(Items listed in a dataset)
* START *

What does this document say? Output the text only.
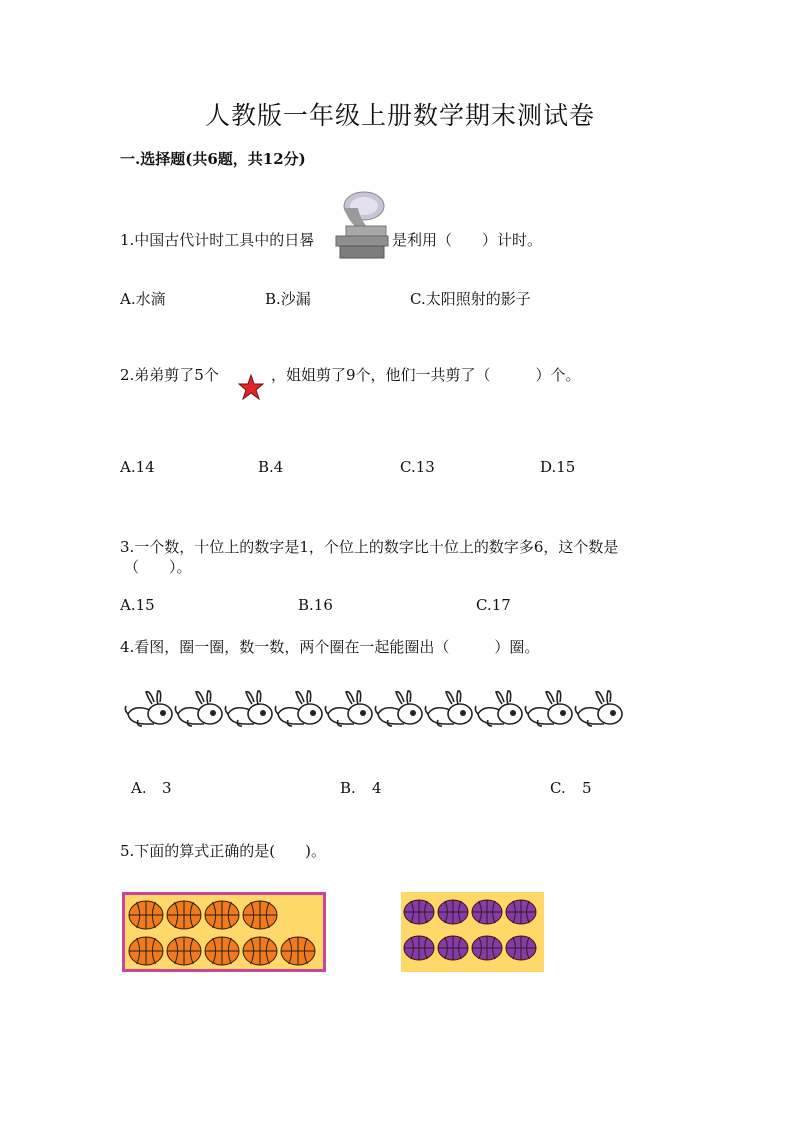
人教版一年级上册数学期末测试卷
一.选择题(共6题，共12分)
1.中国古代计时工具中的日晷	是利用（　　）计时。
A.水滴	B.沙漏	C.太阳照射的影子
2.弟弟剪了5个	，姐姐剪了9个，他们一共剪了（　　　）个。
A.14	B.4	C.13	D.15
3.一个数，十位上的数字是1，个位上的数字比十位上的数字多6，这个数是
（　　）。
A.15	B.16	C.17
4.看图，圈一圈，数一数，两个圈在一起能圈出（　　　）圈。
A. 3	B. 4	C. 5
5.下面的算式正确的是(　　)。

* END *

_Problem requirements_:
Leave out the pictures and restate everything else word for word.

_Exercise result_:
What does this document say? Output the text only.
人教版一年级上册数学期末测试卷
一.选择题(共6题，共12分)
1.中国古代计时工具中的日晷	是利用（　　）计时。
A.水滴	B.沙漏	C.太阳照射的影子
2.弟弟剪了5个	，姐姐剪了9个，他们一共剪了（　　　）个。
A.14	B.4	C.13	D.15
3.一个数，十位上的数字是1，个位上的数字比十位上的数字多6，这个数是
（　　）。
A.15	B.16	C.17
4.看图，圈一圈，数一数，两个圈在一起能圈出（　　　）圈。
A. 3	B. 4	C. 5
5.下面的算式正确的是(　　)。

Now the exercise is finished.